GOAL: Repeat all of the material below exactly as written, images excluded.

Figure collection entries

+ + + +

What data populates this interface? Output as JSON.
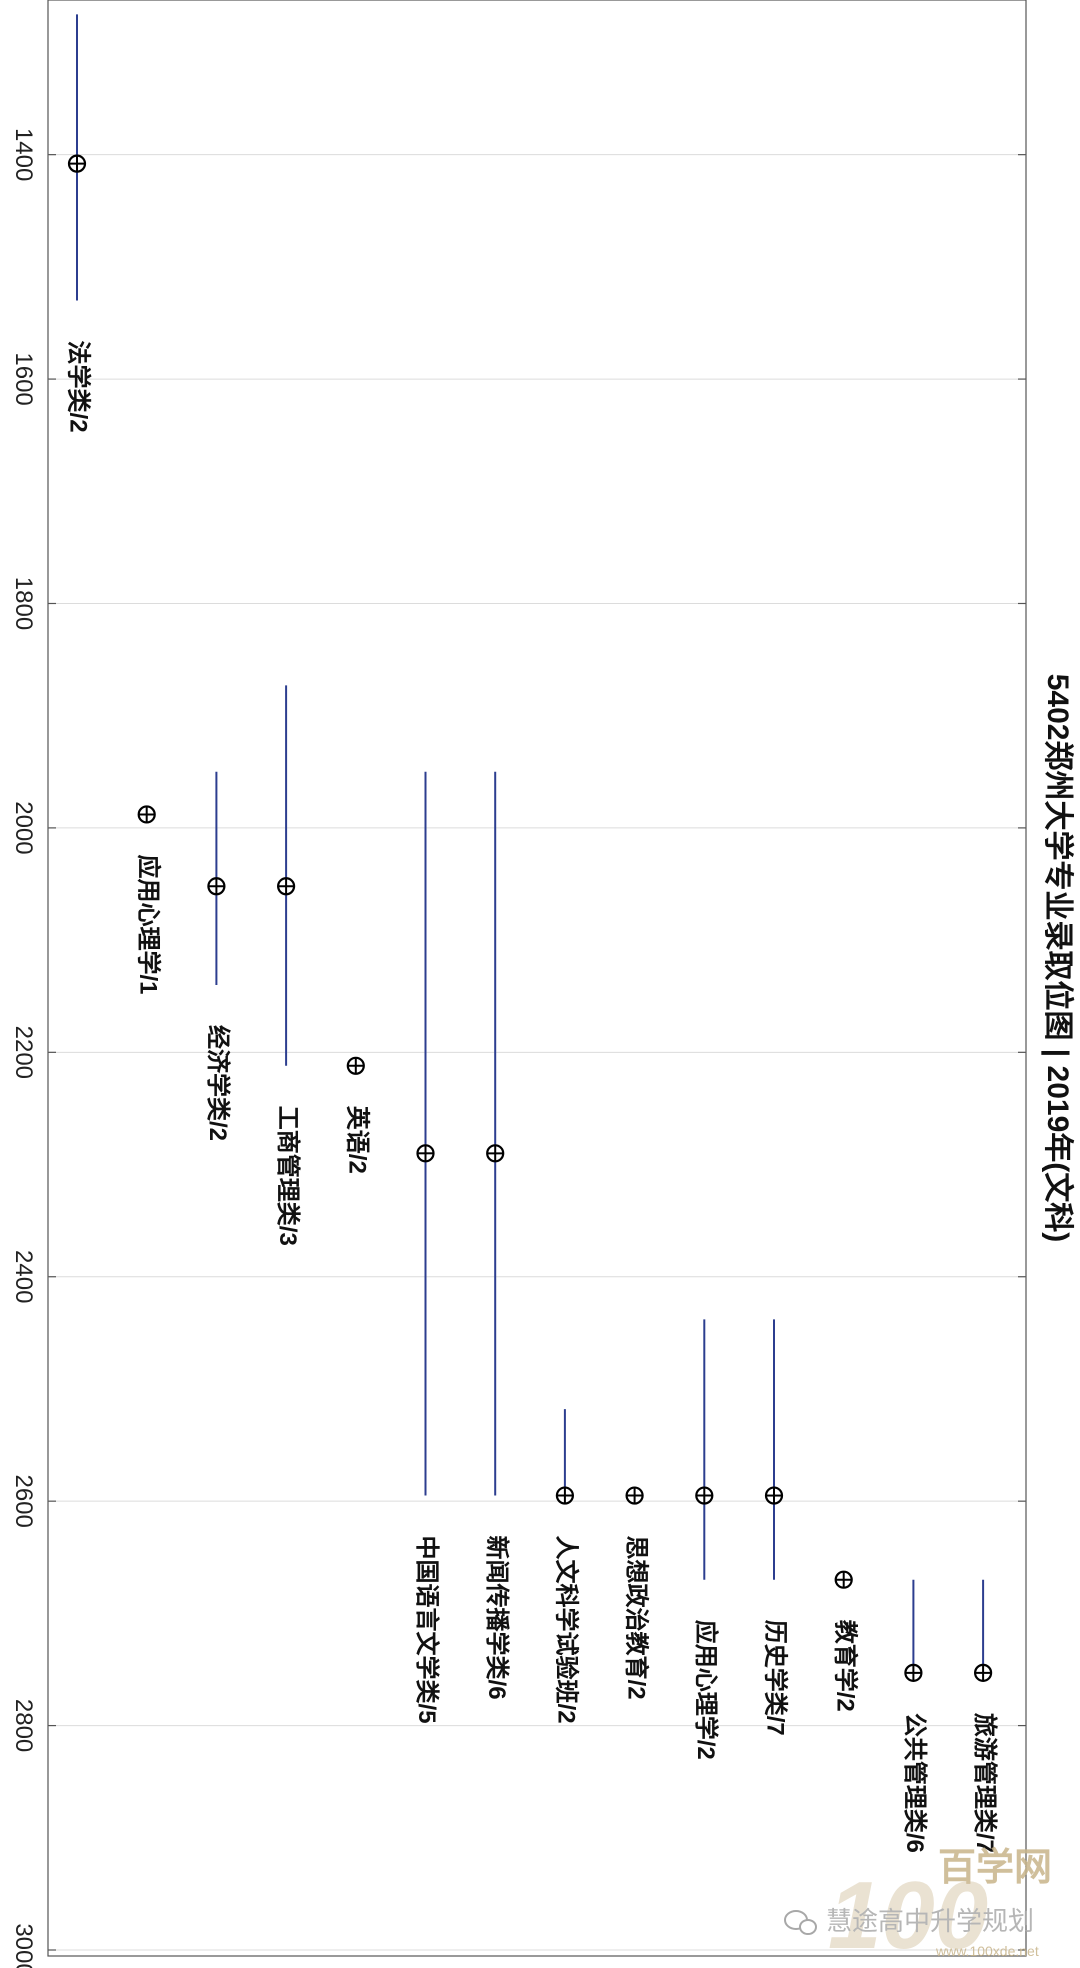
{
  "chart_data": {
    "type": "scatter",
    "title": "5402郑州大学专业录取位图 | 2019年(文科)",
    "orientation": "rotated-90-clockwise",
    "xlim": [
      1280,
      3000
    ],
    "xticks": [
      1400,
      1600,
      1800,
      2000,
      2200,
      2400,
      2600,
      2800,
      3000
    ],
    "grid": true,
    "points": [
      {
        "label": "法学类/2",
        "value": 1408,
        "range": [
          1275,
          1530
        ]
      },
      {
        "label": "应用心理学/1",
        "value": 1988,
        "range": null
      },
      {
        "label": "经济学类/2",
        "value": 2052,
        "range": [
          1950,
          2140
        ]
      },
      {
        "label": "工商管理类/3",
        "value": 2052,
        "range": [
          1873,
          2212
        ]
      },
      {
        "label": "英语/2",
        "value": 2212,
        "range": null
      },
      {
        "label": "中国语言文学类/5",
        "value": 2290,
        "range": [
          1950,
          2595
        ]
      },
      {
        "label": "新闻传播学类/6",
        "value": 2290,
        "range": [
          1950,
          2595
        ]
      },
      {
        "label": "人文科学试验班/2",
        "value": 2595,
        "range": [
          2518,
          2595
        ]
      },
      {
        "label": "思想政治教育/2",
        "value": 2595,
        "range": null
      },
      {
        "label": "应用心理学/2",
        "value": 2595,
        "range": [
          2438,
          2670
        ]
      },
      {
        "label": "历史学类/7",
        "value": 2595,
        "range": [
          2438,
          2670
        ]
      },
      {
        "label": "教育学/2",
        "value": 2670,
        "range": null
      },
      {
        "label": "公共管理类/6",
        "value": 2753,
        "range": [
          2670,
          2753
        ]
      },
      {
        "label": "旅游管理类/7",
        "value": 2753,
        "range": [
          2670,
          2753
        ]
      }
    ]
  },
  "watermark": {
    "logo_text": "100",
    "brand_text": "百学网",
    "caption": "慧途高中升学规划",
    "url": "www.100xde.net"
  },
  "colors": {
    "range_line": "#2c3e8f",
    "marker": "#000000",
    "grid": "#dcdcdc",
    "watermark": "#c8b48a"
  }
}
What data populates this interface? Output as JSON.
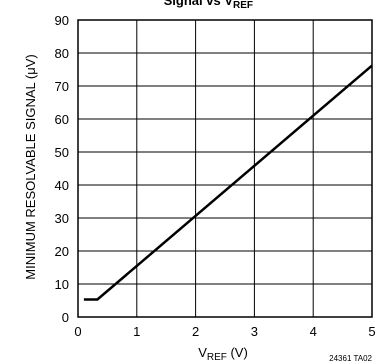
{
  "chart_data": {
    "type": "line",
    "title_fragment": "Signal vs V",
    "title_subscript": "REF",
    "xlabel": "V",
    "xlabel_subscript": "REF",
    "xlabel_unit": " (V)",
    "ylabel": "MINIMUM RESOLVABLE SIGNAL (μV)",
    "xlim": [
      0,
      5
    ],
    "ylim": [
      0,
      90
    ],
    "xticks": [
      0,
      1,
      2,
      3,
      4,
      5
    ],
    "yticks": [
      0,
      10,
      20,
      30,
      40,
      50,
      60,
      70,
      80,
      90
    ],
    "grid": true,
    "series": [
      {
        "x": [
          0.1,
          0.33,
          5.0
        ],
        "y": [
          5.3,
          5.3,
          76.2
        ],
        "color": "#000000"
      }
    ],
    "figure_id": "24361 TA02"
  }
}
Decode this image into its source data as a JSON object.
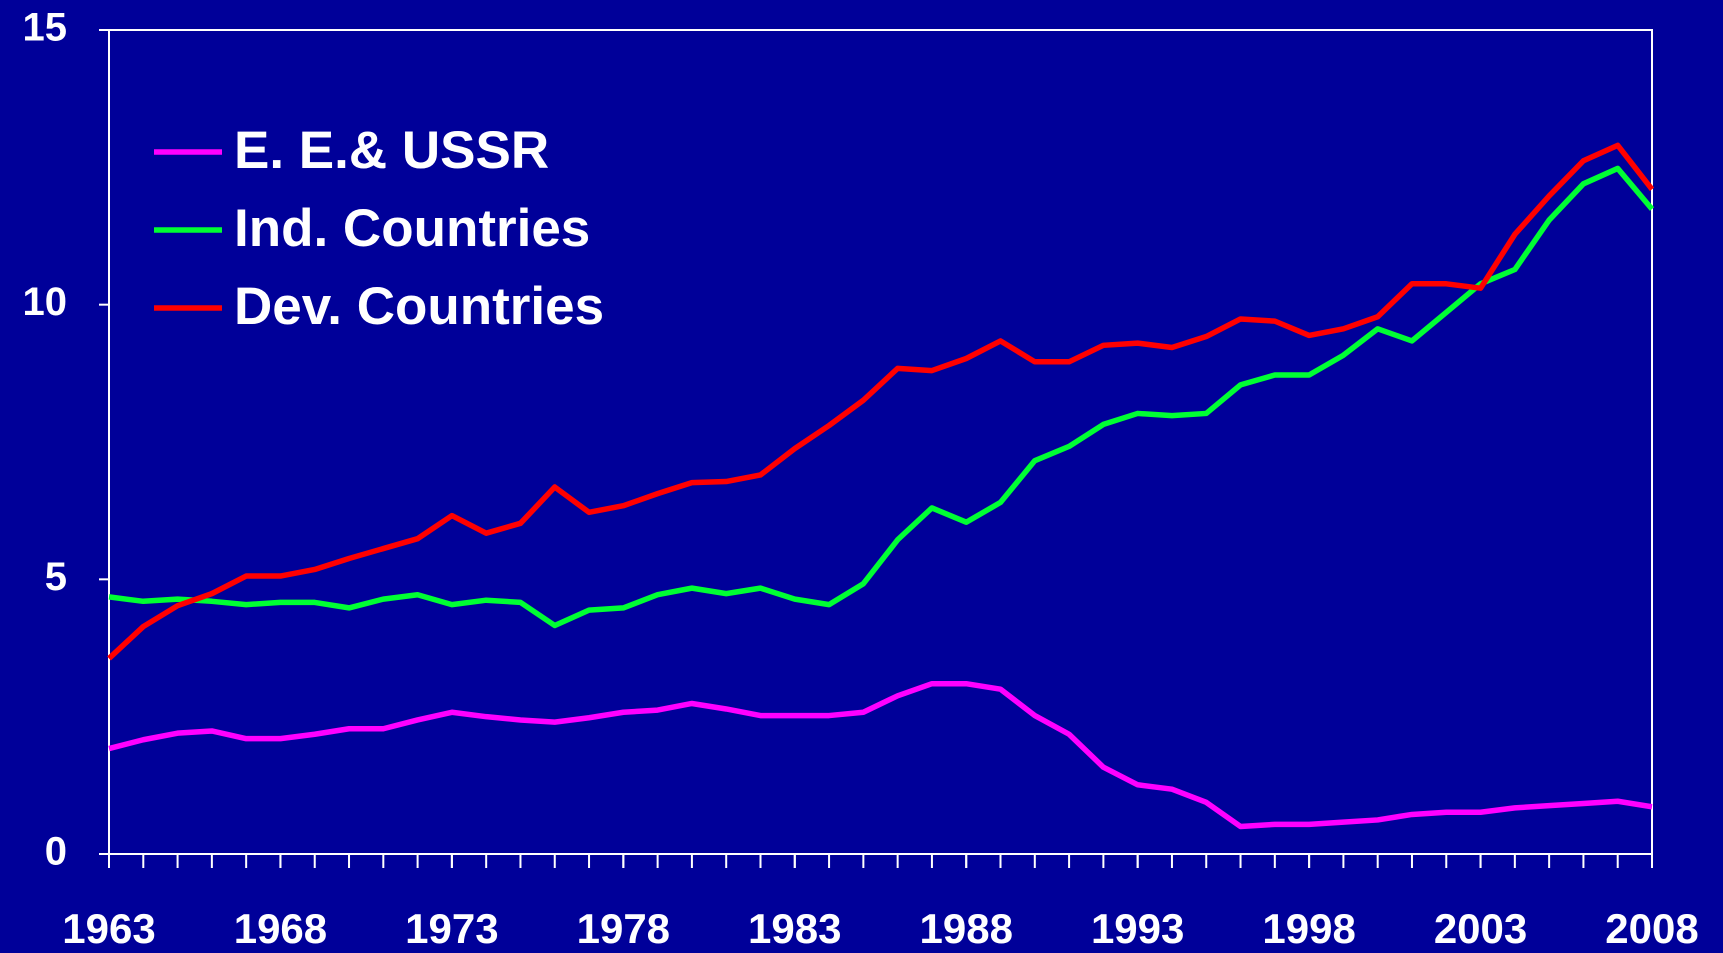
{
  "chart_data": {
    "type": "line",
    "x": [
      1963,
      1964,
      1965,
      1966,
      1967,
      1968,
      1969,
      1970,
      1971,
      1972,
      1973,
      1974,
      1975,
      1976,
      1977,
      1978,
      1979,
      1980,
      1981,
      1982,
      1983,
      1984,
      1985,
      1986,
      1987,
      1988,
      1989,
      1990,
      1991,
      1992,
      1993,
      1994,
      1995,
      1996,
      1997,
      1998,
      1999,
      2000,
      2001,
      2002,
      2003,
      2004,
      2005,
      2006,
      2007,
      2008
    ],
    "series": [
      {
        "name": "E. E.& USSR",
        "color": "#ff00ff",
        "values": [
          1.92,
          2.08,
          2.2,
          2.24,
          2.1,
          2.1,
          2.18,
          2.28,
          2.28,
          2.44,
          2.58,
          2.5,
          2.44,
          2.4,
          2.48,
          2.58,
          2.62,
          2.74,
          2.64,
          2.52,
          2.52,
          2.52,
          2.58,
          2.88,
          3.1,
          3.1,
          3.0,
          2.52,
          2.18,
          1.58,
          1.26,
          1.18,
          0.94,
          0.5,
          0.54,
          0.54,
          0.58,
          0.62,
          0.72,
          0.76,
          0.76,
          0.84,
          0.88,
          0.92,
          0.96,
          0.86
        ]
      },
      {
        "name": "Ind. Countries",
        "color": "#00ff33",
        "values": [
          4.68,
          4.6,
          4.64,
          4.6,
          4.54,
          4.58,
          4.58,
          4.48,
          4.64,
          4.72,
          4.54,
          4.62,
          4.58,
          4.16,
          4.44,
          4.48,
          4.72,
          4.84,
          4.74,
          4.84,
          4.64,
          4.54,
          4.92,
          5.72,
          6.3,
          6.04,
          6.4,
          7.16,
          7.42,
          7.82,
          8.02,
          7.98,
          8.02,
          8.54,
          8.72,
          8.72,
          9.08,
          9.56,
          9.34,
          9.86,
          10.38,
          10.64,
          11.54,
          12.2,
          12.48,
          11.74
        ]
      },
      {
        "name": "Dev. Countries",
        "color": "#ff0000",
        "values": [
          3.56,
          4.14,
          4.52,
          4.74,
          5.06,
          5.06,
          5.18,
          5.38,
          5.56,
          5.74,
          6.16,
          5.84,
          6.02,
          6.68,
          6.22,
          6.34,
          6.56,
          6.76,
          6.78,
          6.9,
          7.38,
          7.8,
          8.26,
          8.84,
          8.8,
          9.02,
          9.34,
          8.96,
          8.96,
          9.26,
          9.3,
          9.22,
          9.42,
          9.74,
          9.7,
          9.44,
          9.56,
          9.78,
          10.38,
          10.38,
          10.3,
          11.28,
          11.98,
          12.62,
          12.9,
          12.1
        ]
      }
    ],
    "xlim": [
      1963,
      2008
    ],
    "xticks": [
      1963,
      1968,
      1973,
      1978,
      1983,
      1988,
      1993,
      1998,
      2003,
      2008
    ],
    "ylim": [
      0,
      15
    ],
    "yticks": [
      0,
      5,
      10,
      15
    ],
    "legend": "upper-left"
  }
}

+ + + +

WORKED ANSWER:
What data populates this interface? Output as JSON.
{
  "chart_data": {
    "type": "scatter",
    "title": "5402郑州大学专业录取位图 | 2019年(文科)",
    "orientation": "rotated-90-clockwise",
    "xlim": [
      1280,
      3000
    ],
    "xticks": [
      1400,
      1600,
      1800,
      2000,
      2200,
      2400,
      2600,
      2800,
      3000
    ],
    "grid": true,
    "points": [
      {
        "label": "法学类/2",
        "value": 1408,
        "range": [
          1275,
          1530
        ]
      },
      {
        "label": "应用心理学/1",
        "value": 1988,
        "range": null
      },
      {
        "label": "经济学类/2",
        "value": 2052,
        "range": [
          1950,
          2140
        ]
      },
      {
        "label": "工商管理类/3",
        "value": 2052,
        "range": [
          1873,
          2212
        ]
      },
      {
        "label": "英语/2",
        "value": 2212,
        "range": null
      },
      {
        "label": "中国语言文学类/5",
        "value": 2290,
        "range": [
          1950,
          2595
        ]
      },
      {
        "label": "新闻传播学类/6",
        "value": 2290,
        "range": [
          1950,
          2595
        ]
      },
      {
        "label": "人文科学试验班/2",
        "value": 2595,
        "range": [
          2518,
          2595
        ]
      },
      {
        "label": "思想政治教育/2",
        "value": 2595,
        "range": null
      },
      {
        "label": "应用心理学/2",
        "value": 2595,
        "range": [
          2438,
          2670
        ]
      },
      {
        "label": "历史学类/7",
        "value": 2595,
        "range": [
          2438,
          2670
        ]
      },
      {
        "label": "教育学/2",
        "value": 2670,
        "range": null
      },
      {
        "label": "公共管理类/6",
        "value": 2753,
        "range": [
          2670,
          2753
        ]
      },
      {
        "label": "旅游管理类/7",
        "value": 2753,
        "range": [
          2670,
          2753
        ]
      }
    ]
  },
  "watermark": {
    "logo_text": "100",
    "brand_text": "百学网",
    "caption": "慧途高中升学规划",
    "url": "www.100xde.net"
  },
  "colors": {
    "range_line": "#2c3e8f",
    "marker": "#000000",
    "grid": "#dcdcdc",
    "watermark": "#c8b48a"
  }
}
What data populates this interface? Output as JSON.
{
  "chart_data": {
    "type": "line",
    "title_fragment": "Signal vs V",
    "title_subscript": "REF",
    "xlabel": "V",
    "xlabel_subscript": "REF",
    "xlabel_unit": " (V)",
    "ylabel": "MINIMUM RESOLVABLE SIGNAL (μV)",
    "xlim": [
      0,
      5
    ],
    "ylim": [
      0,
      90
    ],
    "xticks": [
      0,
      1,
      2,
      3,
      4,
      5
    ],
    "yticks": [
      0,
      10,
      20,
      30,
      40,
      50,
      60,
      70,
      80,
      90
    ],
    "grid": true,
    "series": [
      {
        "x": [
          0.1,
          0.33,
          5.0
        ],
        "y": [
          5.3,
          5.3,
          76.2
        ],
        "color": "#000000"
      }
    ],
    "figure_id": "24361 TA02"
  }
}
Decode this image into its source data as a JSON object.
{
  "chart_data": {
    "type": "line",
    "x": [
      1963,
      1964,
      1965,
      1966,
      1967,
      1968,
      1969,
      1970,
      1971,
      1972,
      1973,
      1974,
      1975,
      1976,
      1977,
      1978,
      1979,
      1980,
      1981,
      1982,
      1983,
      1984,
      1985,
      1986,
      1987,
      1988,
      1989,
      1990,
      1991,
      1992,
      1993,
      1994,
      1995,
      1996,
      1997,
      1998,
      1999,
      2000,
      2001,
      2002,
      2003,
      2004,
      2005,
      2006,
      2007,
      2008
    ],
    "series": [
      {
        "name": "E. E.& USSR",
        "color": "#ff00ff",
        "values": [
          1.92,
          2.08,
          2.2,
          2.24,
          2.1,
          2.1,
          2.18,
          2.28,
          2.28,
          2.44,
          2.58,
          2.5,
          2.44,
          2.4,
          2.48,
          2.58,
          2.62,
          2.74,
          2.64,
          2.52,
          2.52,
          2.52,
          2.58,
          2.88,
          3.1,
          3.1,
          3.0,
          2.52,
          2.18,
          1.58,
          1.26,
          1.18,
          0.94,
          0.5,
          0.54,
          0.54,
          0.58,
          0.62,
          0.72,
          0.76,
          0.76,
          0.84,
          0.88,
          0.92,
          0.96,
          0.86
        ]
      },
      {
        "name": "Ind. Countries",
        "color": "#00ff33",
        "values": [
          4.68,
          4.6,
          4.64,
          4.6,
          4.54,
          4.58,
          4.58,
          4.48,
          4.64,
          4.72,
          4.54,
          4.62,
          4.58,
          4.16,
          4.44,
          4.48,
          4.72,
          4.84,
          4.74,
          4.84,
          4.64,
          4.54,
          4.92,
          5.72,
          6.3,
          6.04,
          6.4,
          7.16,
          7.42,
          7.82,
          8.02,
          7.98,
          8.02,
          8.54,
          8.72,
          8.72,
          9.08,
          9.56,
          9.34,
          9.86,
          10.38,
          10.64,
          11.54,
          12.2,
          12.48,
          11.74
        ]
      },
      {
        "name": "Dev. Countries",
        "color": "#ff0000",
        "values": [
          3.56,
          4.14,
          4.52,
          4.74,
          5.06,
          5.06,
          5.18,
          5.38,
          5.56,
          5.74,
          6.16,
          5.84,
          6.02,
          6.68,
          6.22,
          6.34,
          6.56,
          6.76,
          6.78,
          6.9,
          7.38,
          7.8,
          8.26,
          8.84,
          8.8,
          9.02,
          9.34,
          8.96,
          8.96,
          9.26,
          9.3,
          9.22,
          9.42,
          9.74,
          9.7,
          9.44,
          9.56,
          9.78,
          10.38,
          10.38,
          10.3,
          11.28,
          11.98,
          12.62,
          12.9,
          12.1
        ]
      }
    ],
    "xlim": [
      1963,
      2008
    ],
    "xticks": [
      1963,
      1968,
      1973,
      1978,
      1983,
      1988,
      1993,
      1998,
      2003,
      2008
    ],
    "ylim": [
      0,
      15
    ],
    "yticks": [
      0,
      5,
      10,
      15
    ],
    "legend": "upper-left"
  }
}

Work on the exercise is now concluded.